SET PROBLEM: Your task is to transcribe all of the records exactly and leave out the pictures.

SOURCE DATA:

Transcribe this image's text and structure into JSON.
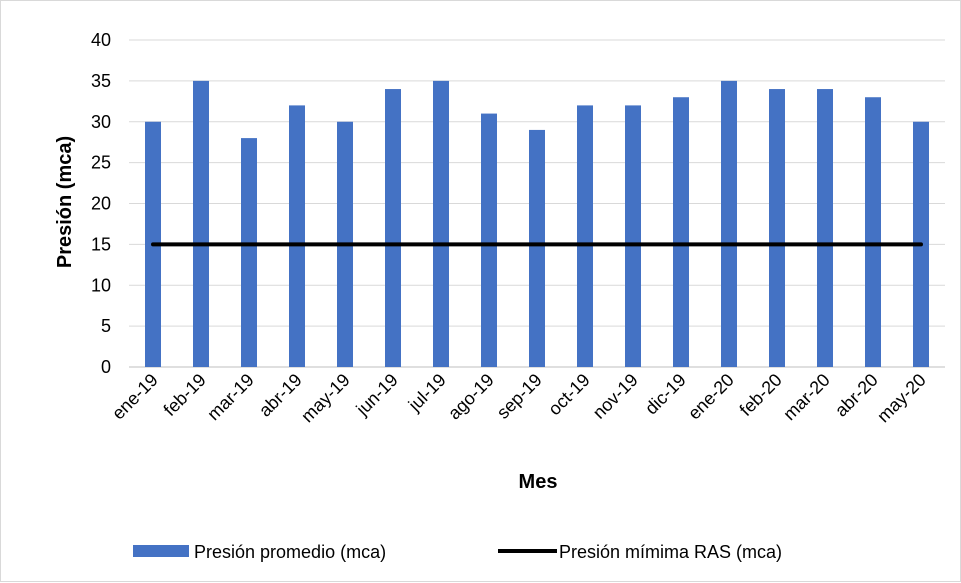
{
  "chart_data": {
    "type": "bar",
    "categories": [
      "ene-19",
      "feb-19",
      "mar-19",
      "abr-19",
      "may-19",
      "jun-19",
      "jul-19",
      "ago-19",
      "sep-19",
      "oct-19",
      "nov-19",
      "dic-19",
      "ene-20",
      "feb-20",
      "mar-20",
      "abr-20",
      "may-20"
    ],
    "series": [
      {
        "name": "Presión promedio (mca)",
        "type": "bar",
        "color": "#4472c4",
        "values": [
          30,
          35,
          28,
          32,
          30,
          34,
          35,
          31,
          29,
          32,
          32,
          33,
          35,
          34,
          34,
          33,
          30
        ]
      },
      {
        "name": "Presión mímima RAS (mca)",
        "type": "line",
        "color": "#000000",
        "values": [
          15,
          15,
          15,
          15,
          15,
          15,
          15,
          15,
          15,
          15,
          15,
          15,
          15,
          15,
          15,
          15,
          15
        ]
      }
    ],
    "xlabel": "Mes",
    "ylabel": "Presión (mca)",
    "ylim": [
      0,
      40
    ],
    "yticks": [
      0,
      5,
      10,
      15,
      20,
      25,
      30,
      35,
      40
    ],
    "grid": "horizontal",
    "legend": "bottom"
  }
}
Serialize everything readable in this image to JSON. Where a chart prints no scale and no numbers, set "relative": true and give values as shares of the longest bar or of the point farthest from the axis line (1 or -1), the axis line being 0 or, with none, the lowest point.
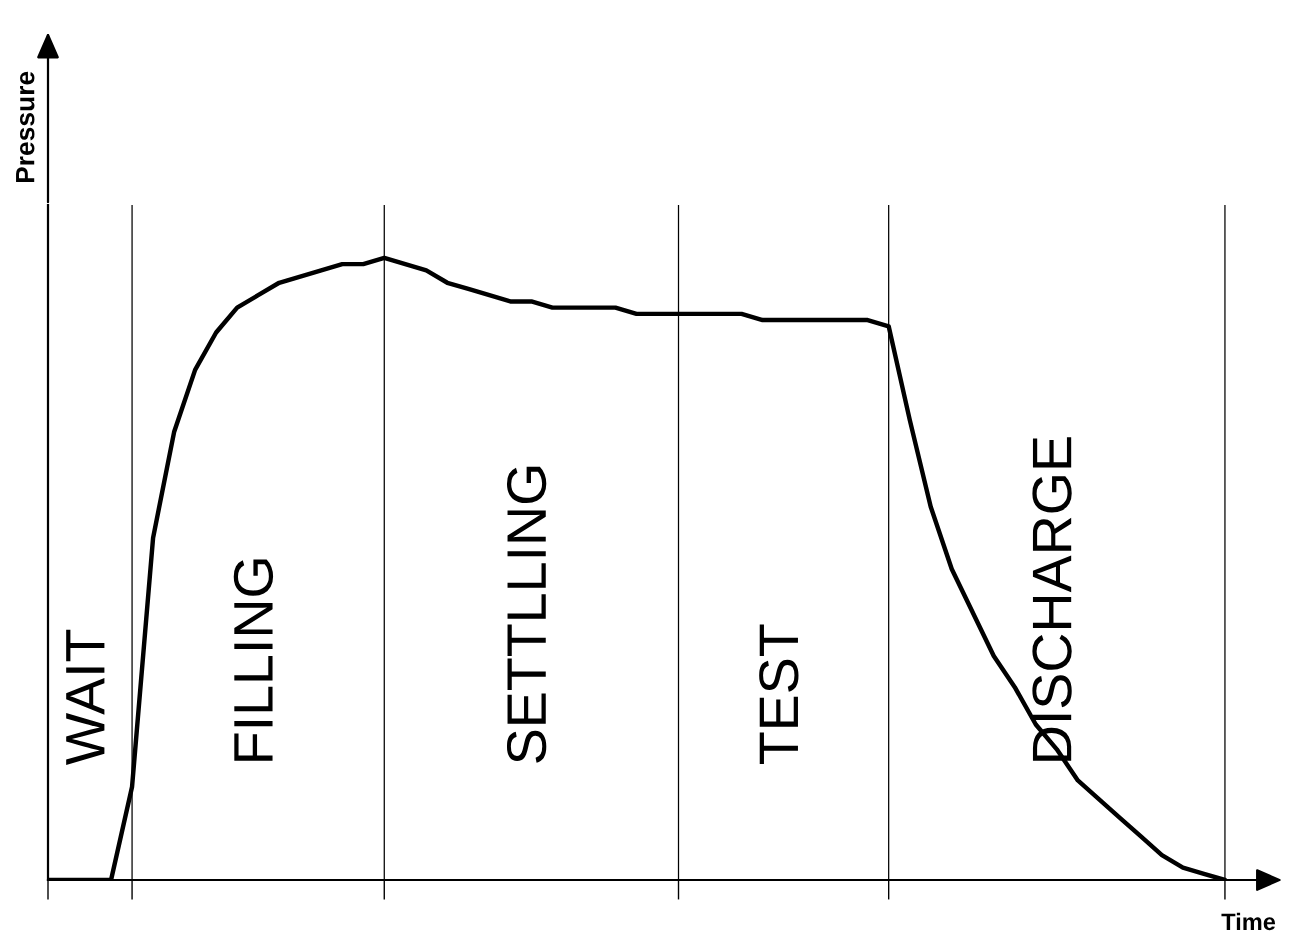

SOLUTION TO THIS TASK:
Transcribe this image's text and structure into JSON.
{
  "chart_data": {
    "type": "bar",
    "categories": [
      "ene-19",
      "feb-19",
      "mar-19",
      "abr-19",
      "may-19",
      "jun-19",
      "jul-19",
      "ago-19",
      "sep-19",
      "oct-19",
      "nov-19",
      "dic-19",
      "ene-20",
      "feb-20",
      "mar-20",
      "abr-20",
      "may-20"
    ],
    "series": [
      {
        "name": "Presión promedio (mca)",
        "type": "bar",
        "color": "#4472c4",
        "values": [
          30,
          35,
          28,
          32,
          30,
          34,
          35,
          31,
          29,
          32,
          32,
          33,
          35,
          34,
          34,
          33,
          30
        ]
      },
      {
        "name": "Presión mímima RAS (mca)",
        "type": "line",
        "color": "#000000",
        "values": [
          15,
          15,
          15,
          15,
          15,
          15,
          15,
          15,
          15,
          15,
          15,
          15,
          15,
          15,
          15,
          15,
          15
        ]
      }
    ],
    "xlabel": "Mes",
    "ylabel": "Presión (mca)",
    "ylim": [
      0,
      40
    ],
    "yticks": [
      0,
      5,
      10,
      15,
      20,
      25,
      30,
      35,
      40
    ],
    "grid": "horizontal",
    "legend": "bottom"
  }
}
Serialize everything readable in this image to JSON. Where a chart prints no scale and no numbers, set "relative": true and give values as shares of the longest bar or of the point farthest from the axis line (1 or -1), the axis line being 0 or, with none, the lowest point.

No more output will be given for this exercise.